Supplied data:

....

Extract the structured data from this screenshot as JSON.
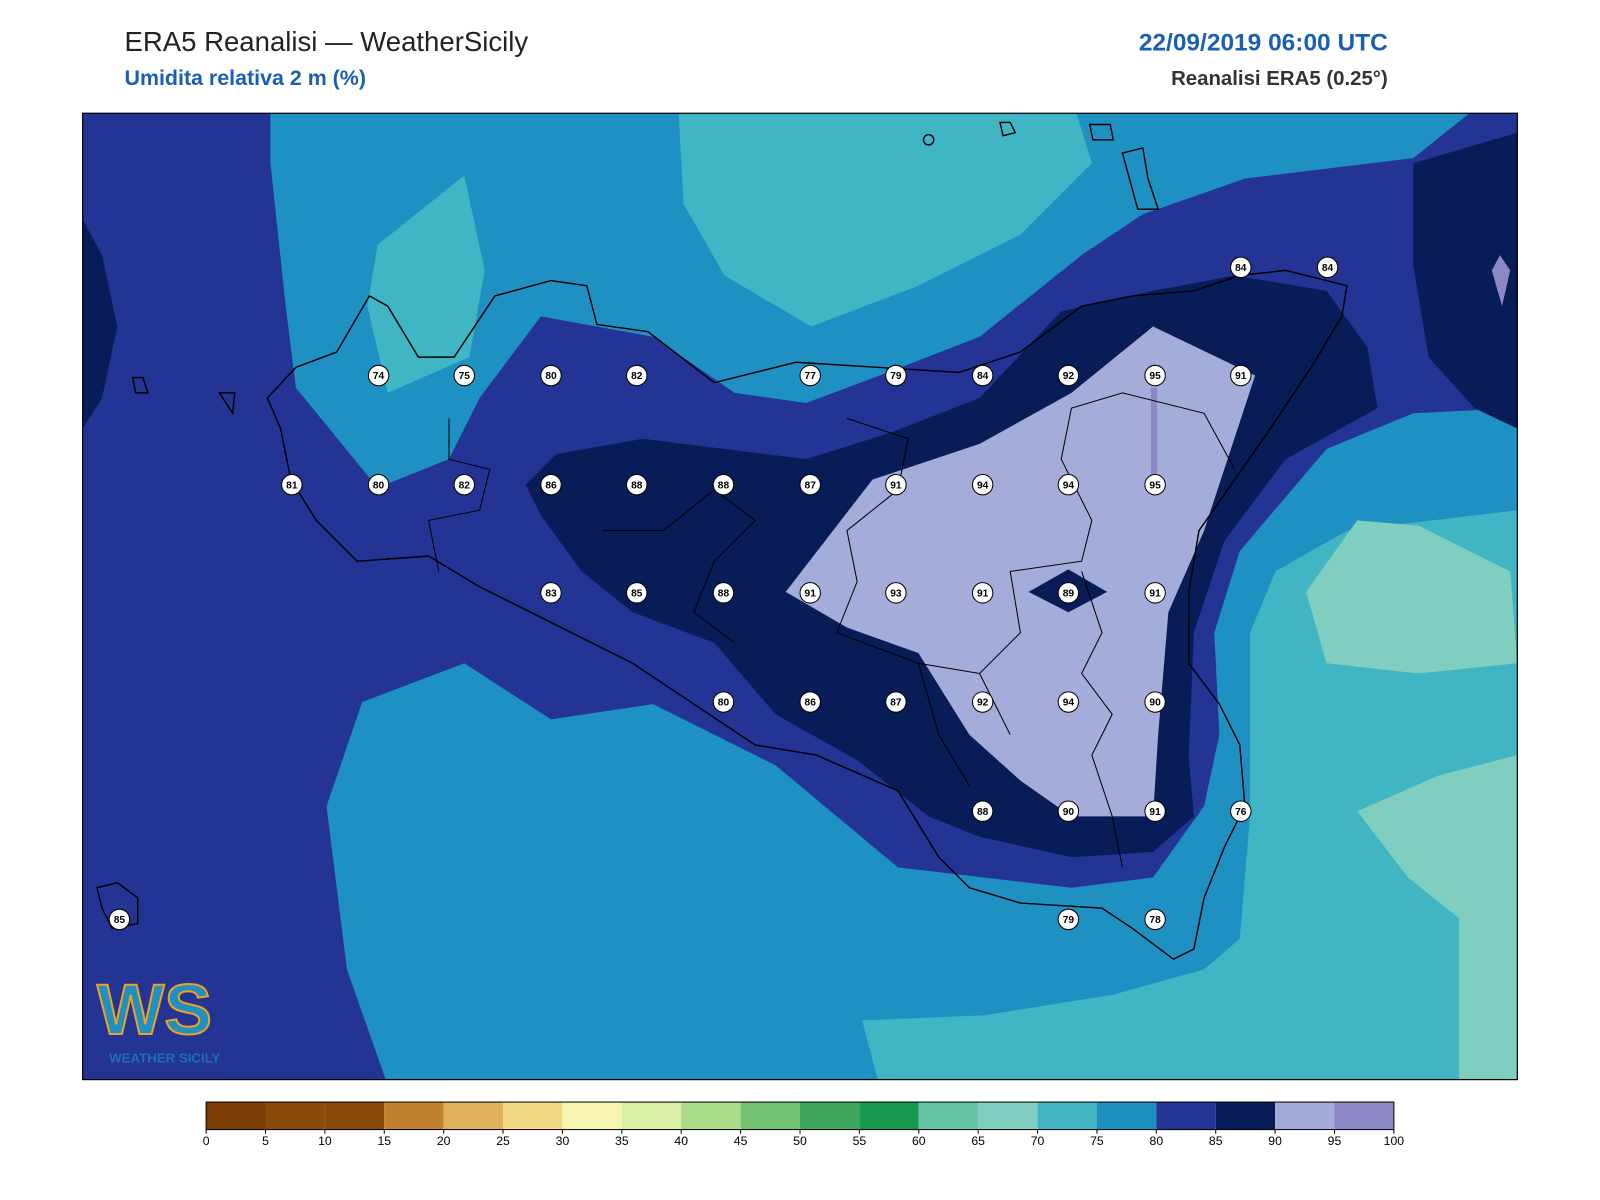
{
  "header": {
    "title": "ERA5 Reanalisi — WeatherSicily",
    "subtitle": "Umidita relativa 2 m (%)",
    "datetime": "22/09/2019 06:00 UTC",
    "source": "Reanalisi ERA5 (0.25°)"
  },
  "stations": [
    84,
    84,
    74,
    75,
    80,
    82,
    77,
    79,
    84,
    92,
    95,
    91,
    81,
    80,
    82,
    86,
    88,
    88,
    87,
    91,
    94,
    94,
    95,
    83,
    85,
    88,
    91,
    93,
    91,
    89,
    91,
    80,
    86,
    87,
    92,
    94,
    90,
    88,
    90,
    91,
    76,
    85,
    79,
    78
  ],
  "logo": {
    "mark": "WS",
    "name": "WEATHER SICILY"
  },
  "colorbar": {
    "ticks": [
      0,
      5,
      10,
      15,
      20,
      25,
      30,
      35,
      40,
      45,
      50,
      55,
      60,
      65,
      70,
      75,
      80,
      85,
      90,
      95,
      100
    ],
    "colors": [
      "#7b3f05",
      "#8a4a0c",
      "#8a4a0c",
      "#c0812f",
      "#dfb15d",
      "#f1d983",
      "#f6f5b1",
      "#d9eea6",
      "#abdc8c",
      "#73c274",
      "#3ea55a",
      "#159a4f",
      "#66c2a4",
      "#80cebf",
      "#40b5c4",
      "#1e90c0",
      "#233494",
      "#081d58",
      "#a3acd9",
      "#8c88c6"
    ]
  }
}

....

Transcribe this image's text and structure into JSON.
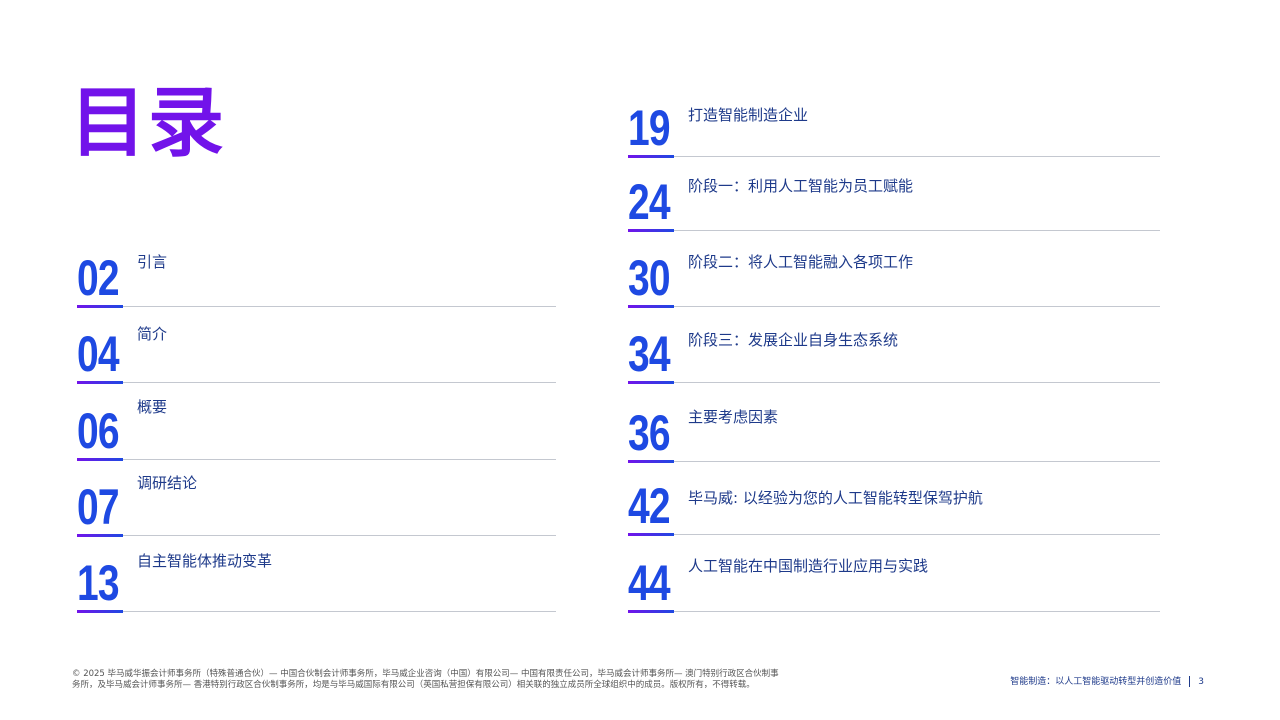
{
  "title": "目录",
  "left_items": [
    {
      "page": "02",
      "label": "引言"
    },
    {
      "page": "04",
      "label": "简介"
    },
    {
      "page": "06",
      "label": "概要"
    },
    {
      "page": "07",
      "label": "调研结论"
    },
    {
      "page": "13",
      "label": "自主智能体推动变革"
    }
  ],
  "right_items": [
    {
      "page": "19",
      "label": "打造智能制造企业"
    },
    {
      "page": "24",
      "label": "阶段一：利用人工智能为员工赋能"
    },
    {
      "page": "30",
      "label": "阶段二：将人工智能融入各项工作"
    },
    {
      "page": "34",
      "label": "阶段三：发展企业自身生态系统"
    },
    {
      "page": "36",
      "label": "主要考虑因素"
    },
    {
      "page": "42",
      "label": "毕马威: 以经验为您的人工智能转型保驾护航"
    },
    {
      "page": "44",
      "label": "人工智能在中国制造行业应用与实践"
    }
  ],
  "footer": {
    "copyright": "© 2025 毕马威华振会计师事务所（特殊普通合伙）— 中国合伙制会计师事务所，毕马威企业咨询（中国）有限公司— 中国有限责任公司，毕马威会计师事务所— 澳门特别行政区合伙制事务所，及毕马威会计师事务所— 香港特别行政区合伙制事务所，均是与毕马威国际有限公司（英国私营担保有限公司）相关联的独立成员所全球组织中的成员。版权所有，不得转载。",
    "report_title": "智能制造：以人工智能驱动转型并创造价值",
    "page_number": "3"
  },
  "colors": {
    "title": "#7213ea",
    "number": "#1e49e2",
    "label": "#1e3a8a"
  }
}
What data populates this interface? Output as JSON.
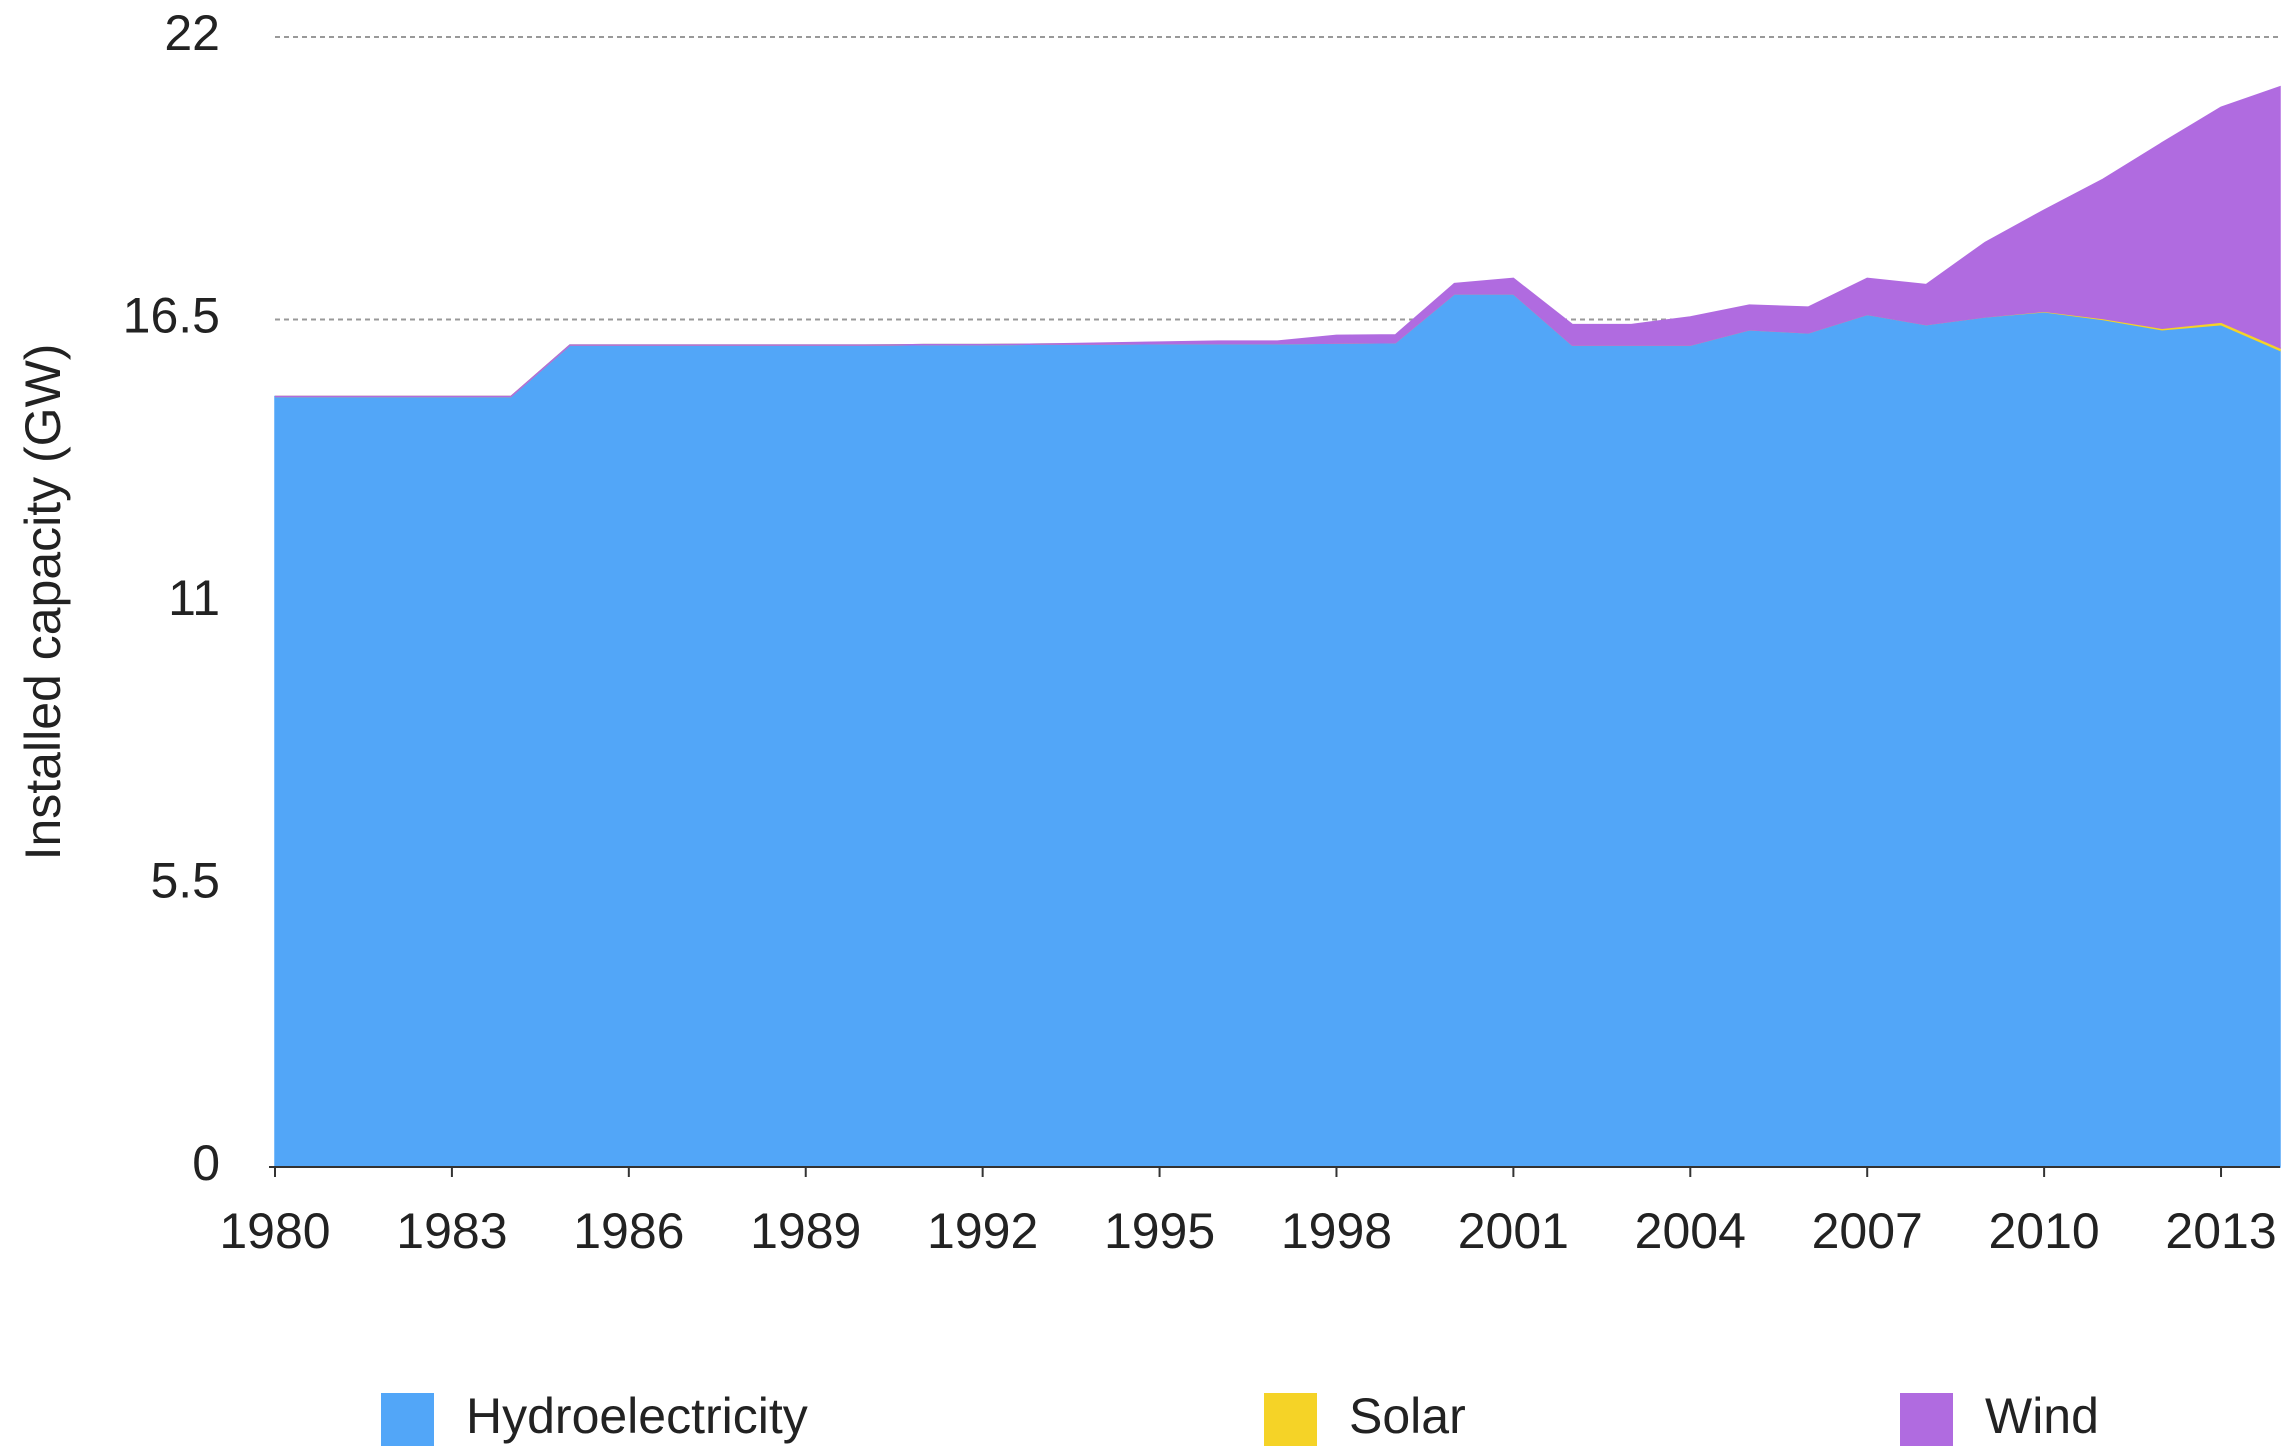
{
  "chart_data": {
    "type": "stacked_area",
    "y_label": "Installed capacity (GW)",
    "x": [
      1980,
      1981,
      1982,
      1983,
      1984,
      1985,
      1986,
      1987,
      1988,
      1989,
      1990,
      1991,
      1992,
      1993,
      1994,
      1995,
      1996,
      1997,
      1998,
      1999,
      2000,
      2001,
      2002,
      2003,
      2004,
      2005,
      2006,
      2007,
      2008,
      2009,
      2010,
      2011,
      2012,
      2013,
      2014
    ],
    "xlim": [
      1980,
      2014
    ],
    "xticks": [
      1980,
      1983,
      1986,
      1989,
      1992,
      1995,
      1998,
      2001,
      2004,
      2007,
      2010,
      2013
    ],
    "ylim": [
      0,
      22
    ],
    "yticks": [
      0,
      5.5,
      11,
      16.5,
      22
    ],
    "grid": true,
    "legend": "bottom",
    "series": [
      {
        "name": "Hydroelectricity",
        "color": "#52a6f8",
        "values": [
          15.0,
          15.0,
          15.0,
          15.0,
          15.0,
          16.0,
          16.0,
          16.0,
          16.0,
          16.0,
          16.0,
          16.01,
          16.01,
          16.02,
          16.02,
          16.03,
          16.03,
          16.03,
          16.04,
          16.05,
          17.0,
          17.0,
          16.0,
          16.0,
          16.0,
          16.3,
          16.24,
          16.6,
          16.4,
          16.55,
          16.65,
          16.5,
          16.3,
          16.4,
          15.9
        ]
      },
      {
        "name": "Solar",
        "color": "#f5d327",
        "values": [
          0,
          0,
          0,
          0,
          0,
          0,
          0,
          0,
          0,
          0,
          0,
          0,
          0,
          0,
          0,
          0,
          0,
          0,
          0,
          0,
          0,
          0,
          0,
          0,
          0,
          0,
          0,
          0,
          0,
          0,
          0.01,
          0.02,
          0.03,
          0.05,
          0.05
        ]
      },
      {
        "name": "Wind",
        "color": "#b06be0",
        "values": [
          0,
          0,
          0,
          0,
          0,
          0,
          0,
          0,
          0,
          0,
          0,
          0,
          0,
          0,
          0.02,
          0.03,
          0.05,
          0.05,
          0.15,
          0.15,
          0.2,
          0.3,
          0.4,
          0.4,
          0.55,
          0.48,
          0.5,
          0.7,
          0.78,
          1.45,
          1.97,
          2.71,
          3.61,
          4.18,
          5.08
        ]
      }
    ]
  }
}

....

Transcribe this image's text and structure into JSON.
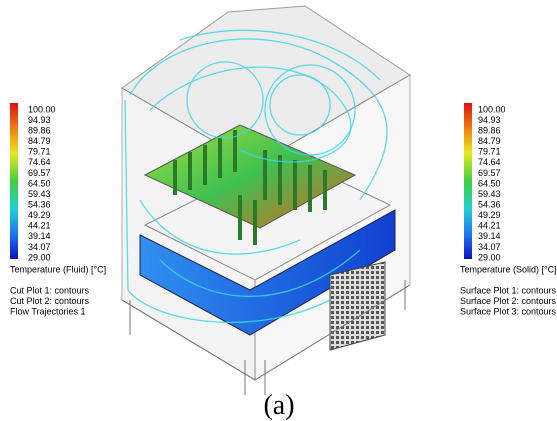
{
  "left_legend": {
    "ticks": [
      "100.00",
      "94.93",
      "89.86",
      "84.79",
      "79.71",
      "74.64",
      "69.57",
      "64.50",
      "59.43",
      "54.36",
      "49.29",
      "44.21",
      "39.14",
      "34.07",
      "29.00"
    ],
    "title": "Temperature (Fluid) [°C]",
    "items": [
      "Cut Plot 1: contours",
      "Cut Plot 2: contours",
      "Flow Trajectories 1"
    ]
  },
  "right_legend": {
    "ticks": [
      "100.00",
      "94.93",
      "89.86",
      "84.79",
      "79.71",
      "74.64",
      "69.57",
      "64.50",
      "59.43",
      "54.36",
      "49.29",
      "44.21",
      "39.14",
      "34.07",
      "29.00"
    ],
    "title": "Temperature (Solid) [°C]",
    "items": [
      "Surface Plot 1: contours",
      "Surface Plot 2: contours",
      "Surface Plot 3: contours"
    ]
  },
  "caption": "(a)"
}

....

Work out how many lines in the entries hold the string "Temperature". Your answer should consist solely of that number.

2